START Data for this task

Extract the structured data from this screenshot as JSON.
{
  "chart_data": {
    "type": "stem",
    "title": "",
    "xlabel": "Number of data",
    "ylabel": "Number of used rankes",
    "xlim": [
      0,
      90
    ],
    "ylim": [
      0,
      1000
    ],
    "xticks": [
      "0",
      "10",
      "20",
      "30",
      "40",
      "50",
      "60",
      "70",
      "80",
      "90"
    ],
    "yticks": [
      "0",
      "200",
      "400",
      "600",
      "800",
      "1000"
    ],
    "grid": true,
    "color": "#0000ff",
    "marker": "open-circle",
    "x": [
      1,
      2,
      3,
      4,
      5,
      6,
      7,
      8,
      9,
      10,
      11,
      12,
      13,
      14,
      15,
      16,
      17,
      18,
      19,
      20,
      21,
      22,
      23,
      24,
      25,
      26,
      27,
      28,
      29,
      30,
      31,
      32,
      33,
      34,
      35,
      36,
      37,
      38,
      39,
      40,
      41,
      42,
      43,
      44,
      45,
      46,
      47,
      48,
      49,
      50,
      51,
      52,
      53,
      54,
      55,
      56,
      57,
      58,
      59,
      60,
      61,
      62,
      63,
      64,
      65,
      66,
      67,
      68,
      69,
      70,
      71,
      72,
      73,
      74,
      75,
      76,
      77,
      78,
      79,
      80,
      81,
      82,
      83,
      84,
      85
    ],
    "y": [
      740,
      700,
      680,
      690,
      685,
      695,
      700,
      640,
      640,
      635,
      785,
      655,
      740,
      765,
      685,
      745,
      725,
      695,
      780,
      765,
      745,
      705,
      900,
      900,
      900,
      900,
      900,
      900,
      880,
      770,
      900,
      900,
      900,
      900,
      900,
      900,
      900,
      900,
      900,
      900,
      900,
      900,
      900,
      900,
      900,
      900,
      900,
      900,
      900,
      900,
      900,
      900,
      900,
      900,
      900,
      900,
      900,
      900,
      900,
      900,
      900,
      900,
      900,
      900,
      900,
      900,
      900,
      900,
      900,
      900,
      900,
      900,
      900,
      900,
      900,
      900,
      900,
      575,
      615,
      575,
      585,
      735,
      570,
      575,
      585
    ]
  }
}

END Data for this task

• _Exercise_
Copy the material above verbatim.

• _Task output_
Extract the structured data from this screenshot as JSON.
{
  "chart_data": {
    "type": "stem",
    "title": "",
    "xlabel": "Number of data",
    "ylabel": "Number of used rankes",
    "xlim": [
      0,
      90
    ],
    "ylim": [
      0,
      1000
    ],
    "xticks": [
      "0",
      "10",
      "20",
      "30",
      "40",
      "50",
      "60",
      "70",
      "80",
      "90"
    ],
    "yticks": [
      "0",
      "200",
      "400",
      "600",
      "800",
      "1000"
    ],
    "grid": true,
    "color": "#0000ff",
    "marker": "open-circle",
    "x": [
      1,
      2,
      3,
      4,
      5,
      6,
      7,
      8,
      9,
      10,
      11,
      12,
      13,
      14,
      15,
      16,
      17,
      18,
      19,
      20,
      21,
      22,
      23,
      24,
      25,
      26,
      27,
      28,
      29,
      30,
      31,
      32,
      33,
      34,
      35,
      36,
      37,
      38,
      39,
      40,
      41,
      42,
      43,
      44,
      45,
      46,
      47,
      48,
      49,
      50,
      51,
      52,
      53,
      54,
      55,
      56,
      57,
      58,
      59,
      60,
      61,
      62,
      63,
      64,
      65,
      66,
      67,
      68,
      69,
      70,
      71,
      72,
      73,
      74,
      75,
      76,
      77,
      78,
      79,
      80,
      81,
      82,
      83,
      84,
      85
    ],
    "y": [
      740,
      700,
      680,
      690,
      685,
      695,
      700,
      640,
      640,
      635,
      785,
      655,
      740,
      765,
      685,
      745,
      725,
      695,
      780,
      765,
      745,
      705,
      900,
      900,
      900,
      900,
      900,
      900,
      880,
      770,
      900,
      900,
      900,
      900,
      900,
      900,
      900,
      900,
      900,
      900,
      900,
      900,
      900,
      900,
      900,
      900,
      900,
      900,
      900,
      900,
      900,
      900,
      900,
      900,
      900,
      900,
      900,
      900,
      900,
      900,
      900,
      900,
      900,
      900,
      900,
      900,
      900,
      900,
      900,
      900,
      900,
      900,
      900,
      900,
      900,
      900,
      900,
      575,
      615,
      575,
      585,
      735,
      570,
      575,
      585
    ]
  }
}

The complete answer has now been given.